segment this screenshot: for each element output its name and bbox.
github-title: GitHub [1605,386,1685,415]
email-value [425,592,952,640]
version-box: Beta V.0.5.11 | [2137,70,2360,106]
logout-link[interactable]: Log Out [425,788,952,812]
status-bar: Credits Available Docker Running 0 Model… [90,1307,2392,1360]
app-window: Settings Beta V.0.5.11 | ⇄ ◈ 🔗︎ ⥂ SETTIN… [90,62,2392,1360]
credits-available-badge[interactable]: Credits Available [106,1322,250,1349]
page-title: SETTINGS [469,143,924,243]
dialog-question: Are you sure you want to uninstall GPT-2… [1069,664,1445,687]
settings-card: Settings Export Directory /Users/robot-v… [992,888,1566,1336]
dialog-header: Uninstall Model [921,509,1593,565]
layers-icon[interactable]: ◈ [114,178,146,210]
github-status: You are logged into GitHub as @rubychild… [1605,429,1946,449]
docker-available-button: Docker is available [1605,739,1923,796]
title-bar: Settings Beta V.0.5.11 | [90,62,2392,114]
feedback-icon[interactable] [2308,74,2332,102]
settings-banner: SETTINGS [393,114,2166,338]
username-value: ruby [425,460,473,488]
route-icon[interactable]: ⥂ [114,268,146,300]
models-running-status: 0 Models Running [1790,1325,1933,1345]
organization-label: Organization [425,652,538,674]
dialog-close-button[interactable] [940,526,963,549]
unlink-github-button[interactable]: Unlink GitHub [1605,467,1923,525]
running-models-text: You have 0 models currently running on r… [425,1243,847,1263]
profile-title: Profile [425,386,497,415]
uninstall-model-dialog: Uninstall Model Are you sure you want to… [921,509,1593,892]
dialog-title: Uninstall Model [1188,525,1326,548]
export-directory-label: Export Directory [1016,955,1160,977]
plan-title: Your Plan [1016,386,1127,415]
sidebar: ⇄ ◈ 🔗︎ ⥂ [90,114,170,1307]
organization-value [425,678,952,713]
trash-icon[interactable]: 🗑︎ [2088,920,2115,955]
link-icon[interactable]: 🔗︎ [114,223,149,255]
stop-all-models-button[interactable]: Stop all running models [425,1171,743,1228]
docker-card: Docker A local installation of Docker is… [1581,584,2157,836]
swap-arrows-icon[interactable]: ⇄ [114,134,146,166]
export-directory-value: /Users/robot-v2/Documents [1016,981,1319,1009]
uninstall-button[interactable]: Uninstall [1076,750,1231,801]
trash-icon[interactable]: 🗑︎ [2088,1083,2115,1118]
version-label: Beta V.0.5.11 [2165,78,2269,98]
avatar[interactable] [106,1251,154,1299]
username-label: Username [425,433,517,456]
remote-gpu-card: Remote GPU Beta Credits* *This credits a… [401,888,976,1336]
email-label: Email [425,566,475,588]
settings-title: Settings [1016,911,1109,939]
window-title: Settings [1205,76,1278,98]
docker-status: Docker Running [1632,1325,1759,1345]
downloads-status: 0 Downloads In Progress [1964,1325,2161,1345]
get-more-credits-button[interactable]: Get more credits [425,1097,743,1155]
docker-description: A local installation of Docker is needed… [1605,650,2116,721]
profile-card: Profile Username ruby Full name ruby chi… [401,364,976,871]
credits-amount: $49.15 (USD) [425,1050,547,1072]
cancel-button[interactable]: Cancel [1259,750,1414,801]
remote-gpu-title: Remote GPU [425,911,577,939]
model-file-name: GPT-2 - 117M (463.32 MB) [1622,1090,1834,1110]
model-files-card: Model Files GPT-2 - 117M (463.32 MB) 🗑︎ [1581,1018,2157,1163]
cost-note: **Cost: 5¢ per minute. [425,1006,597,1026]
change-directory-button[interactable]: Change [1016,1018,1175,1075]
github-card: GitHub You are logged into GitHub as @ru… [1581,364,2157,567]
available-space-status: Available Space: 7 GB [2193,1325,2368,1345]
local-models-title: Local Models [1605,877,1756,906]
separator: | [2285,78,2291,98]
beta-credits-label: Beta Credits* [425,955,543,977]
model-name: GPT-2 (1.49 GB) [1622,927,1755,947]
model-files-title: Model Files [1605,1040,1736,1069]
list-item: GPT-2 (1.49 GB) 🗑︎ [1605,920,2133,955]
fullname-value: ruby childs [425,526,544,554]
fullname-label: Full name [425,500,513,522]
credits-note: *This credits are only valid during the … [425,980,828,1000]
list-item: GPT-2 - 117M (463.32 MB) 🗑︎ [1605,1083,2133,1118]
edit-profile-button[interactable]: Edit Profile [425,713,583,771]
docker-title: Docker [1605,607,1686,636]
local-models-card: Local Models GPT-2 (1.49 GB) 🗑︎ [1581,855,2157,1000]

** Aim of the task **
Please copy the material above word for word, starting from its first line and stopping after the line that contains "github-status: You are".

** Exercise result **
segment this screenshot: for each element output its name and bbox.
github-title: GitHub [1605,386,1685,415]
email-value [425,592,952,640]
version-box: Beta V.0.5.11 | [2137,70,2360,106]
logout-link[interactable]: Log Out [425,788,952,812]
status-bar: Credits Available Docker Running 0 Model… [90,1307,2392,1360]
app-window: Settings Beta V.0.5.11 | ⇄ ◈ 🔗︎ ⥂ SETTIN… [90,62,2392,1360]
credits-available-badge[interactable]: Credits Available [106,1322,250,1349]
page-title: SETTINGS [469,143,924,243]
dialog-question: Are you sure you want to uninstall GPT-2… [1069,664,1445,687]
settings-card: Settings Export Directory /Users/robot-v… [992,888,1566,1336]
dialog-header: Uninstall Model [921,509,1593,565]
layers-icon[interactable]: ◈ [114,178,146,210]
github-status: You are logged into GitHub as @rubychild… [1605,429,1946,449]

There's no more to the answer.